-------- EXTRACTED TEXT --------
Constrained JSON Decoding

import json
import re


class JSONConstrainedDecoder:
    """Simple grammar-guided decoder for JSON output."""

    def __init__(self, tokenizer):
        self.tokenizer = tokenizer
        self.json_so_far = ""

    def get_valid_token_mask(self, logits: torch.Tensor) -> torch.Tensor:
        """Return a mask of valid next tokens given current JSON state."""
        mask = torch.zeros_like(logits, dtype=torch.bool)
        vocab_size = logits.size(-1)

        for token_id in range(vocab_size):
            token_str = self.tokenizer.decode([token_id])
            candidate = self.json_so_far + token_str

            # Check if this token could lead to valid JSON
            if self._could_be_valid_json_prefix(candidate):
                mask[token_id] = True

        return mask

    def _could_be_valid_json_prefix(self, s: str) -> bool:
        """Check if string could be a prefix of valid JSON."""
-------- EXTRACTED ENTRIES --------
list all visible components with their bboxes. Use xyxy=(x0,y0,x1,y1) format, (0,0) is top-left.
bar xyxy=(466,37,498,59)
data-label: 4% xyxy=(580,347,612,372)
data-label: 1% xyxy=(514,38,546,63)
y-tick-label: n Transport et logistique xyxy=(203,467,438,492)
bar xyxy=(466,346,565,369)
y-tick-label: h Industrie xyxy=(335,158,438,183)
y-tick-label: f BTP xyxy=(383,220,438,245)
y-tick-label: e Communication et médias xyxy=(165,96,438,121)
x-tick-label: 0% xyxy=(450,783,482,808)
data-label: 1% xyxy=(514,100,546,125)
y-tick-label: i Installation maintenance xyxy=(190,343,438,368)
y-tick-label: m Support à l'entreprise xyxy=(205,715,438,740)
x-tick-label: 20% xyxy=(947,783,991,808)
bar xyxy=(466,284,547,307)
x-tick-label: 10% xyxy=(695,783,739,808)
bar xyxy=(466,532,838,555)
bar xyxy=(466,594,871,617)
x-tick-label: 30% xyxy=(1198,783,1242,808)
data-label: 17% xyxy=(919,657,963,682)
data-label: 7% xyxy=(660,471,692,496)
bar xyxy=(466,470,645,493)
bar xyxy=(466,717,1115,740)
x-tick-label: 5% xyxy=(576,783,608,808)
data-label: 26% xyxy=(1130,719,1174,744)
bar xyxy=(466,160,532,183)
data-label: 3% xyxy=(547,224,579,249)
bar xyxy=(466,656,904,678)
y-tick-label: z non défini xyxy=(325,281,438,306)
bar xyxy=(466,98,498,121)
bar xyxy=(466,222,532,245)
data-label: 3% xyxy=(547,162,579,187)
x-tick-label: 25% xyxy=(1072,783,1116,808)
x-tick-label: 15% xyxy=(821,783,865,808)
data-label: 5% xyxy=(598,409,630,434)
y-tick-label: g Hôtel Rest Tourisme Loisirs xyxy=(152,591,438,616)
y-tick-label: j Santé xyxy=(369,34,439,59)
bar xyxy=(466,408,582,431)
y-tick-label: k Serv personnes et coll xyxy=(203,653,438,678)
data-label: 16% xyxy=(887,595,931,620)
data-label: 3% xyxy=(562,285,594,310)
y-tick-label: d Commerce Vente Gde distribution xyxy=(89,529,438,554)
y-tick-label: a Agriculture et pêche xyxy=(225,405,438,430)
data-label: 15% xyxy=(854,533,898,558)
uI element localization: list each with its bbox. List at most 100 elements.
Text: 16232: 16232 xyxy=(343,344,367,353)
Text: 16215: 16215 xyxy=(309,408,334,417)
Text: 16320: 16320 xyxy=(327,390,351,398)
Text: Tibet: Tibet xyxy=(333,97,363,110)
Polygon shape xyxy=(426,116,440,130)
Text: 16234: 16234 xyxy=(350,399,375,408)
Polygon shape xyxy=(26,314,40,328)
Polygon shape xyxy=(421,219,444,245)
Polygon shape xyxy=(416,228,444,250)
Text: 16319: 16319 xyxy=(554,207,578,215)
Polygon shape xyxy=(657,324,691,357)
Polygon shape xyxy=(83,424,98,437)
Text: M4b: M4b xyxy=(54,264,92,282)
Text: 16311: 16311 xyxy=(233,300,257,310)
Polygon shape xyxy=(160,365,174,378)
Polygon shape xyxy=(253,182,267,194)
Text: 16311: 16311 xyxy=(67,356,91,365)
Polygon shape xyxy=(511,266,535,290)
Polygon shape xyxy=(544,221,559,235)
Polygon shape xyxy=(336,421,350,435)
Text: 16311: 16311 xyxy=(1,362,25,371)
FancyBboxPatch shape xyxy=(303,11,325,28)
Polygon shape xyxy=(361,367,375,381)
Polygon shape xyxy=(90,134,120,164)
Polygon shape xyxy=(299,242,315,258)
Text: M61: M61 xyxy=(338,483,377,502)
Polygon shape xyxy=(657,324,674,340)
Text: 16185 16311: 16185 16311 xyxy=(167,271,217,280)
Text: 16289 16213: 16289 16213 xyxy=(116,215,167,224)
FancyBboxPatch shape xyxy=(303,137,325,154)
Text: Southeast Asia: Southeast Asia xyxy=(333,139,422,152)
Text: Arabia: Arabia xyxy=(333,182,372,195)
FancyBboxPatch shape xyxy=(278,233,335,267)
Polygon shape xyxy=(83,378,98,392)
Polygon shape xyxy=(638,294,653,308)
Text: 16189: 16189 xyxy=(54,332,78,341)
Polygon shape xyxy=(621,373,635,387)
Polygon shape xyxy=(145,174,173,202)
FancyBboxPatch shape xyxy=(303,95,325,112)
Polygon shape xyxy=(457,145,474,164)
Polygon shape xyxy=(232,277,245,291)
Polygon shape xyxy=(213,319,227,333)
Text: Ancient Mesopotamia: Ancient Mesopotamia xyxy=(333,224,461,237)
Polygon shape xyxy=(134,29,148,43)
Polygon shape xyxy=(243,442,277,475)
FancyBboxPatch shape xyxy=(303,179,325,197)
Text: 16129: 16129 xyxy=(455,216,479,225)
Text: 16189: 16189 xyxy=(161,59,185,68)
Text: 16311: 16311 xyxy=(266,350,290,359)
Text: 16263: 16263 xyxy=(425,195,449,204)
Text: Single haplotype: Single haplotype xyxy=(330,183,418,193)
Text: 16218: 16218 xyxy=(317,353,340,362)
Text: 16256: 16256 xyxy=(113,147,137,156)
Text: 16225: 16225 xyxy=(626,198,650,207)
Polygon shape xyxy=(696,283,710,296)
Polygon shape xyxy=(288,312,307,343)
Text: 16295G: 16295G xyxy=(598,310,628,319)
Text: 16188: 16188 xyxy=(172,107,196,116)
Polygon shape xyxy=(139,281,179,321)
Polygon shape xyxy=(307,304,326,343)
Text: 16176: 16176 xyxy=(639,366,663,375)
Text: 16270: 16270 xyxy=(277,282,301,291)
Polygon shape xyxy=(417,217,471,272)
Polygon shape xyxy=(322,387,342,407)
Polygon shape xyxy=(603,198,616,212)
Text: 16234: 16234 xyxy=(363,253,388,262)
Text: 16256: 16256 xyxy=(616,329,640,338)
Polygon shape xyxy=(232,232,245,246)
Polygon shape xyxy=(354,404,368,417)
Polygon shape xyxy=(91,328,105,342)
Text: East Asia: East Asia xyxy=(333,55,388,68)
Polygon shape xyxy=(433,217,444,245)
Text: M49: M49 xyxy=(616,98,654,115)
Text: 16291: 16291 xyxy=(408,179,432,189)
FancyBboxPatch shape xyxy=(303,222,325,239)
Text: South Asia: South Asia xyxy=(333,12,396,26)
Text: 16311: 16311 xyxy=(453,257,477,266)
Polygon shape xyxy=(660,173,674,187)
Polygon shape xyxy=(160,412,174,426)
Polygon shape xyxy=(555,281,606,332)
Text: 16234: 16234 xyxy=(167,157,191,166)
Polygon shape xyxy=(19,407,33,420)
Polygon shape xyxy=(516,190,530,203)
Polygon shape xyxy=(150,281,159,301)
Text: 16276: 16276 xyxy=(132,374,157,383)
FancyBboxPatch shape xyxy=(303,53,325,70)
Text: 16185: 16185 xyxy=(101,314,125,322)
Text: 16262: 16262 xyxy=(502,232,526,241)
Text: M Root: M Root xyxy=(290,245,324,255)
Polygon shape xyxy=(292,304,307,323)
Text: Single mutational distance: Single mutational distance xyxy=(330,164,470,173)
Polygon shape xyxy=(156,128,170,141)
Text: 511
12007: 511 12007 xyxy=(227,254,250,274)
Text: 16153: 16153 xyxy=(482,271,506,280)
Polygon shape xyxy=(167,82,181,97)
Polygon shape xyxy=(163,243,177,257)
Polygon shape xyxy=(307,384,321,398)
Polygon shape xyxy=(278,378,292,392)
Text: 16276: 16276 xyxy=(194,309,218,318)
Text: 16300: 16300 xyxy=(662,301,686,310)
--------
From the Constrained JSON Decoding text above, extract everything from "mask = torch.zeros_like(logits, dtype=torch.bool)" down to "token_str = self.tokenizer.decode([token_id])".

mask = torch.zeros_like(logits, dtype=torch.bool)
        vocab_size = logits.size(-1)

        for token_id in range(vocab_size):
            token_str = self.tokenizer.decode([token_id])